Rows from a dataset

## Begin

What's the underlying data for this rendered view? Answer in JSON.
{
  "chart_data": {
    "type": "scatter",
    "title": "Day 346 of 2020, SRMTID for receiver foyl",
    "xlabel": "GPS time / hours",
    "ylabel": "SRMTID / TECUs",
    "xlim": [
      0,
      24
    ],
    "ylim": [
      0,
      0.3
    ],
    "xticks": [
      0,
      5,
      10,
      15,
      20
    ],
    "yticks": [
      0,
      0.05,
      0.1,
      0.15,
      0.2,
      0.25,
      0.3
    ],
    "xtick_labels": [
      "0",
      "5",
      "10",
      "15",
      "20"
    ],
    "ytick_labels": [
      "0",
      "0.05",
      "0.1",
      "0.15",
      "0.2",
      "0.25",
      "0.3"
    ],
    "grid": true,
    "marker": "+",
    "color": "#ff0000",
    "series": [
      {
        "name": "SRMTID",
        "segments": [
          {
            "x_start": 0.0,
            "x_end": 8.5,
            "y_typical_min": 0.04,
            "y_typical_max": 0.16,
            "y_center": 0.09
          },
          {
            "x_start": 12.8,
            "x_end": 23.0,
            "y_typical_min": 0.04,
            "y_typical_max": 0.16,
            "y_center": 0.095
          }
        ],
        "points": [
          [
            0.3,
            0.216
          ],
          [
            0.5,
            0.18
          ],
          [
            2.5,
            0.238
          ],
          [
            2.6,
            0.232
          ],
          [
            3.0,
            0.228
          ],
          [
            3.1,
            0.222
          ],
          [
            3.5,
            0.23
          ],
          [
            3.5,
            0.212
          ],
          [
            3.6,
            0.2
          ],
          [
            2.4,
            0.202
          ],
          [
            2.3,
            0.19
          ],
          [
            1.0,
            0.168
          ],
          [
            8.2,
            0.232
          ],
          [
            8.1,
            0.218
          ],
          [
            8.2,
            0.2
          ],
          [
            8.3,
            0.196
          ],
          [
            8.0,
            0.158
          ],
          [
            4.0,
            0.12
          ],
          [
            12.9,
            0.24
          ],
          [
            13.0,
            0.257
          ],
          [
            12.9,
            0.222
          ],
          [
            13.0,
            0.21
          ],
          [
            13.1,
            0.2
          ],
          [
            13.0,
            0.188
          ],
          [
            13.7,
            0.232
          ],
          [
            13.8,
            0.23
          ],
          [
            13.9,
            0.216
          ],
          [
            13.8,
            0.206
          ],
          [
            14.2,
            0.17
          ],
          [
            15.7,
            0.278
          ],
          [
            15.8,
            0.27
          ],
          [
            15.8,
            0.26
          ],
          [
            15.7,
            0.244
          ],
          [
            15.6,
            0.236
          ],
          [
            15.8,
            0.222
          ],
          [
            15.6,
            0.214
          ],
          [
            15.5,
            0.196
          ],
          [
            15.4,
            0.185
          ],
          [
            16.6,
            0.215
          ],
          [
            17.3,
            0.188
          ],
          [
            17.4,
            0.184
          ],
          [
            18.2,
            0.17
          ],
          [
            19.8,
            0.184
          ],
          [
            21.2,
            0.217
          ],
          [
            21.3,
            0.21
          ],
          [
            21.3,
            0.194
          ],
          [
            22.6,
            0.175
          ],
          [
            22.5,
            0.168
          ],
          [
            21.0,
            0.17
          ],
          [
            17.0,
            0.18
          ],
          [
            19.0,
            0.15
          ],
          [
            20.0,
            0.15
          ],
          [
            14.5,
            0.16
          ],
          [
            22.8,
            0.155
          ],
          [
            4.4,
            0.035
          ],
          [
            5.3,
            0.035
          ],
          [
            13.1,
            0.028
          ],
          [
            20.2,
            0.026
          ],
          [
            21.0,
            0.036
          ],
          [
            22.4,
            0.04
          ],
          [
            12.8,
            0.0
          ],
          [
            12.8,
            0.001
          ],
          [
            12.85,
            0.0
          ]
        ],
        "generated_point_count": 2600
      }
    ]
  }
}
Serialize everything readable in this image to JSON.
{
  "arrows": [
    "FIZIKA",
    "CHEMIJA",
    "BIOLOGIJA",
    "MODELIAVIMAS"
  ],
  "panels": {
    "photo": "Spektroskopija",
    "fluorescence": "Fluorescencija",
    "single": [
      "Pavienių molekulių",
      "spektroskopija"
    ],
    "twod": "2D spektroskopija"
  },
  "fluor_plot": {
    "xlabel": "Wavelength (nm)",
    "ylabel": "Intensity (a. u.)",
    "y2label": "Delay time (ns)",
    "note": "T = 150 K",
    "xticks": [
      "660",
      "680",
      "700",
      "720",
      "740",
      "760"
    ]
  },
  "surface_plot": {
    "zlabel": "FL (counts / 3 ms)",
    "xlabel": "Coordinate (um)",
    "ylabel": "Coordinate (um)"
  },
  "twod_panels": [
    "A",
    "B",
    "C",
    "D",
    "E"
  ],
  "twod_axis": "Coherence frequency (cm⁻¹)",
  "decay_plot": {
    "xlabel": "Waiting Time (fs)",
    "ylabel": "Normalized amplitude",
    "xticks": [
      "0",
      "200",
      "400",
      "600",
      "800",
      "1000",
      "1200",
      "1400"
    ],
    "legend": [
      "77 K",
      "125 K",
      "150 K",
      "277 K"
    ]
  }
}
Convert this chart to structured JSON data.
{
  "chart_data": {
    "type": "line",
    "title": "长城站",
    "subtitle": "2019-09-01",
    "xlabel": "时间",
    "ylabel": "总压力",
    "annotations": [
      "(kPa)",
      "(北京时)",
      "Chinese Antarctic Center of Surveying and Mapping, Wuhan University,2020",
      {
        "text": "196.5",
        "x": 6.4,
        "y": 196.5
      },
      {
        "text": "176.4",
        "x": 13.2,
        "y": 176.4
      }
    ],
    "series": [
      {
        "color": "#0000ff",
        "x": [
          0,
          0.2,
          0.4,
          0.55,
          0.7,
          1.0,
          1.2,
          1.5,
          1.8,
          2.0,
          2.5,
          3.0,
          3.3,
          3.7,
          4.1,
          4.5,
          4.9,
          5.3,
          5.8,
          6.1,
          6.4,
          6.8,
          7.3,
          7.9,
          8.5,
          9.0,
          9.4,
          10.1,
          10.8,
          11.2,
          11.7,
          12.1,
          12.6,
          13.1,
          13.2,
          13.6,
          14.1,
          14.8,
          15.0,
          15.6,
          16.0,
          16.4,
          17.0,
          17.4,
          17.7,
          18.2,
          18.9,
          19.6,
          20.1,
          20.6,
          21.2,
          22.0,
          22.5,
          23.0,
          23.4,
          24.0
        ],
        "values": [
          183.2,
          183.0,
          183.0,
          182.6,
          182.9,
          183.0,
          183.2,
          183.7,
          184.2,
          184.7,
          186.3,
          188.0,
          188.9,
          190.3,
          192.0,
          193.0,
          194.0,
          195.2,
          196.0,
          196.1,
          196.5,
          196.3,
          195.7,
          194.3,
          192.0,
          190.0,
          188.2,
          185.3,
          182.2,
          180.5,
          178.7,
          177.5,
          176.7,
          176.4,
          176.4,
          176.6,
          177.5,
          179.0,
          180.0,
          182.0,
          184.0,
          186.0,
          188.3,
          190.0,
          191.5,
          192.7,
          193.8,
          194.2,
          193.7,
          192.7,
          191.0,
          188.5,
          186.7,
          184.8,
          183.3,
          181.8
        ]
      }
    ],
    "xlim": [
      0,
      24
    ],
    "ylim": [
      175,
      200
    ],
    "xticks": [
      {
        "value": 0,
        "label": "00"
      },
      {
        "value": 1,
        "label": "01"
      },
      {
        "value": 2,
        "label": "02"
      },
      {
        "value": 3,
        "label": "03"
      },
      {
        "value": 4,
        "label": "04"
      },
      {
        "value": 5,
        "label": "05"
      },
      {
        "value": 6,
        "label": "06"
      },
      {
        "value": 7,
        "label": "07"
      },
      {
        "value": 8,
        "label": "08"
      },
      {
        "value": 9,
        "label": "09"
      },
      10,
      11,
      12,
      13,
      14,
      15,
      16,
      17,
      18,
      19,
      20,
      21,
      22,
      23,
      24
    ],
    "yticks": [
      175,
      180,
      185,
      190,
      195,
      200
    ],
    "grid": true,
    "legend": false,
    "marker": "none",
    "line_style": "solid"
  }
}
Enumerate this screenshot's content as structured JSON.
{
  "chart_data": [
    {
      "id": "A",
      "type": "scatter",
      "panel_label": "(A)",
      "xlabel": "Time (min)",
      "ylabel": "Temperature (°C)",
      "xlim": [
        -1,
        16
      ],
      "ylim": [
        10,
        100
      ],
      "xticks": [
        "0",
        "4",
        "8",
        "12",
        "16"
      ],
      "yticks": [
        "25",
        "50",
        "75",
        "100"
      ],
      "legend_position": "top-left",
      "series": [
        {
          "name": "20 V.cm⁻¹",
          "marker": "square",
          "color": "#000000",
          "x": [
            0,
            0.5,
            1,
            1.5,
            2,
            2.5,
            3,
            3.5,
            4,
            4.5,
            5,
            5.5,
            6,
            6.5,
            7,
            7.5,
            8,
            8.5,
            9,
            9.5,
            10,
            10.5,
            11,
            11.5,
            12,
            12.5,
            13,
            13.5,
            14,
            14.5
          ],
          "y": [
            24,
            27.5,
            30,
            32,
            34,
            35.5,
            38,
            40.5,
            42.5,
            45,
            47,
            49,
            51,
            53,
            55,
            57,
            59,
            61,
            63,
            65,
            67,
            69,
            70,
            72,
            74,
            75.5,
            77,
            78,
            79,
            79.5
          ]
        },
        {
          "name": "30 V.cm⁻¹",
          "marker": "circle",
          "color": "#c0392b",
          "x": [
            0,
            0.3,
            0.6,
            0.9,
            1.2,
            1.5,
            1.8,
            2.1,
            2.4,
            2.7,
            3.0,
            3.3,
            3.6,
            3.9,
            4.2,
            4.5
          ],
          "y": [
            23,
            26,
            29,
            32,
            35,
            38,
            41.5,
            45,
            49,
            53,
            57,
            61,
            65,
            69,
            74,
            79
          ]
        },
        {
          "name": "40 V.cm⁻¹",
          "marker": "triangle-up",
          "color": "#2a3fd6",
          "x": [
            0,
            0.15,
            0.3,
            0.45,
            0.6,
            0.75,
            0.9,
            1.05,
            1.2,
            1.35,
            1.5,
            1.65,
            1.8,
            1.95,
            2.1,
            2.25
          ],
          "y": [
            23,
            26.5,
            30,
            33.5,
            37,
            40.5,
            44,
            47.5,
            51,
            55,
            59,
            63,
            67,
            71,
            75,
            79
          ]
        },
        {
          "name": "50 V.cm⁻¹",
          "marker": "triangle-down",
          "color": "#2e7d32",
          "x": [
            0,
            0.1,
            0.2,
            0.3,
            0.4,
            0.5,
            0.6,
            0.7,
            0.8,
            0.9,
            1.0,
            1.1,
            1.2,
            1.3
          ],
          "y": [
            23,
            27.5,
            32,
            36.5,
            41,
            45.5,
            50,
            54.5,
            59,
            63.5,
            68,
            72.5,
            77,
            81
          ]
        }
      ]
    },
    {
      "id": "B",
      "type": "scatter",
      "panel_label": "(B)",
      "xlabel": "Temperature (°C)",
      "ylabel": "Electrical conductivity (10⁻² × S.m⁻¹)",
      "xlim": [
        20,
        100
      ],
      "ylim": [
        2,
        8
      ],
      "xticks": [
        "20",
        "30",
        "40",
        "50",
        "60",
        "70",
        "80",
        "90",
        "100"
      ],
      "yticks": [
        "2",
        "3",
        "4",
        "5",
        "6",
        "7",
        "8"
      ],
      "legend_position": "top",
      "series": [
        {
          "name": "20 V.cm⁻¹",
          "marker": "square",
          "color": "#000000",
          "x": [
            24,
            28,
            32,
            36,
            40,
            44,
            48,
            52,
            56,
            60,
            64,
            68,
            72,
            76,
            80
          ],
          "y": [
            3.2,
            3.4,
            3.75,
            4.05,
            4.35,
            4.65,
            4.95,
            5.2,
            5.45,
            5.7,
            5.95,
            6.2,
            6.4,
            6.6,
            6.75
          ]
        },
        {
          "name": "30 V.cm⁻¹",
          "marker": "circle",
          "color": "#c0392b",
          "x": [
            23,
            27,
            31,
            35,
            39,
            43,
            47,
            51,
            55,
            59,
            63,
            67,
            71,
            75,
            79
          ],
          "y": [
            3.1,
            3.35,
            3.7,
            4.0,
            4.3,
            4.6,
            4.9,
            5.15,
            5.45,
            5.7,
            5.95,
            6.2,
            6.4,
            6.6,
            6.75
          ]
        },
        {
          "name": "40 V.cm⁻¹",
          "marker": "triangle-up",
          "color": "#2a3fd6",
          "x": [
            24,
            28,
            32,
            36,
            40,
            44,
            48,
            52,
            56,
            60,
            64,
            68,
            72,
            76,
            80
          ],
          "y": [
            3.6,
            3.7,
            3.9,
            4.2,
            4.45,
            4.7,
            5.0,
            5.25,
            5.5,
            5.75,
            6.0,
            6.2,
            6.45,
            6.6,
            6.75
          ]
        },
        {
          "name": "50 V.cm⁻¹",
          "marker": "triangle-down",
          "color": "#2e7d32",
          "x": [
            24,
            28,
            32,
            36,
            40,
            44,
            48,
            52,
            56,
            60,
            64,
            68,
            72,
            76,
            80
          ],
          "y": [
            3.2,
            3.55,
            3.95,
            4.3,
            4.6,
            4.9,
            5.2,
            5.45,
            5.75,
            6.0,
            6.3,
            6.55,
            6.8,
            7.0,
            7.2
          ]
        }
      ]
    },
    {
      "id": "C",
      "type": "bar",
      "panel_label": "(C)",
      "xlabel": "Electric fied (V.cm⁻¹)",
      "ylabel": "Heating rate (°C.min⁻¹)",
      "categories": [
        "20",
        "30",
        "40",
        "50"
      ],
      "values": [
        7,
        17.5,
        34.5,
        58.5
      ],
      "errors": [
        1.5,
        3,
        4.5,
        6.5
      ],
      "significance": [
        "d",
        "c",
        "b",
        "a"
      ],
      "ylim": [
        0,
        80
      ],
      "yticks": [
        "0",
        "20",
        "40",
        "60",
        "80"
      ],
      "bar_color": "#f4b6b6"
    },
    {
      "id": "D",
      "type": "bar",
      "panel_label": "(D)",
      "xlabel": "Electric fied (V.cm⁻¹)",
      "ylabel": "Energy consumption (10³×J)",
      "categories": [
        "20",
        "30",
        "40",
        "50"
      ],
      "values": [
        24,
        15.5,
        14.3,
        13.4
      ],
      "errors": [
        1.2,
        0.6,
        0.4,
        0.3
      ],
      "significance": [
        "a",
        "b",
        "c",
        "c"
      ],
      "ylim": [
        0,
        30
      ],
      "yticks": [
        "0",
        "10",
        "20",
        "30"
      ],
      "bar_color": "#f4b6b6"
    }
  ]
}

## End

[Stated goal]:
Where a line above contains the string "JSON", copy that line.

[The completed task]:
What's the underlying data for this rendered view? Answer in JSON.
Serialize everything readable in this image to JSON.
Convert this chart to structured JSON data.
Enumerate this screenshot's content as structured JSON.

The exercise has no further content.